# TO DO
Images are not part of the copy; write out the rest of the data exactly as given.

START

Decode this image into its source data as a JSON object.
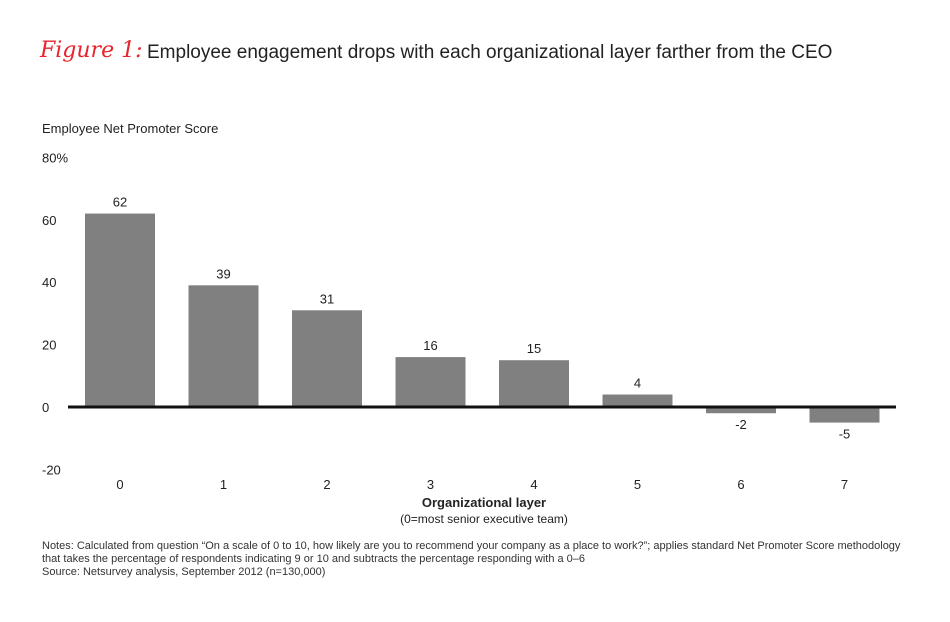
{
  "figure_label": "Figure 1:",
  "chart_data": {
    "type": "bar",
    "title": "Employee engagement drops with each organizational layer farther from the CEO",
    "ylabel": "Employee Net Promoter Score",
    "xlabel": "Organizational layer",
    "xlabel_sub": "(0=most senior executive team)",
    "categories": [
      "0",
      "1",
      "2",
      "3",
      "4",
      "5",
      "6",
      "7"
    ],
    "values": [
      62,
      39,
      31,
      16,
      15,
      4,
      -2,
      -5
    ],
    "ylim": [
      -20,
      80
    ],
    "yticks": [
      {
        "v": 80,
        "label": "80%"
      },
      {
        "v": 60,
        "label": "60"
      },
      {
        "v": 40,
        "label": "40"
      },
      {
        "v": 20,
        "label": "20"
      },
      {
        "v": 0,
        "label": "0"
      },
      {
        "v": -20,
        "label": "-20"
      }
    ],
    "grid": false,
    "bar_color": "#808080",
    "title_accent": "#e8242c"
  },
  "notes": [
    "Notes: Calculated from question “On a scale of 0 to 10, how likely are you to recommend your company as a place to work?”; applies standard Net Promoter Score methodology",
    "that takes the percentage of respondents indicating 9 or 10 and subtracts the percentage responding with a 0–6",
    "Source: Netsurvey analysis, September 2012 (n=130,000)"
  ]
}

END

# SOLUTION FOR THIS EXERCISE
Decode this image into its source data as a JSON object.
{
  "figure_label": "Figure 1:",
  "chart_data": {
    "type": "bar",
    "title": "Employee engagement drops with each organizational layer farther from the CEO",
    "ylabel": "Employee Net Promoter Score",
    "xlabel": "Organizational layer",
    "xlabel_sub": "(0=most senior executive team)",
    "categories": [
      "0",
      "1",
      "2",
      "3",
      "4",
      "5",
      "6",
      "7"
    ],
    "values": [
      62,
      39,
      31,
      16,
      15,
      4,
      -2,
      -5
    ],
    "ylim": [
      -20,
      80
    ],
    "yticks": [
      {
        "v": 80,
        "label": "80%"
      },
      {
        "v": 60,
        "label": "60"
      },
      {
        "v": 40,
        "label": "40"
      },
      {
        "v": 20,
        "label": "20"
      },
      {
        "v": 0,
        "label": "0"
      },
      {
        "v": -20,
        "label": "-20"
      }
    ],
    "grid": false,
    "bar_color": "#808080",
    "title_accent": "#e8242c"
  },
  "notes": [
    "Notes: Calculated from question “On a scale of 0 to 10, how likely are you to recommend your company as a place to work?”; applies standard Net Promoter Score methodology",
    "that takes the percentage of respondents indicating 9 or 10 and subtracts the percentage responding with a 0–6",
    "Source: Netsurvey analysis, September 2012 (n=130,000)"
  ]
}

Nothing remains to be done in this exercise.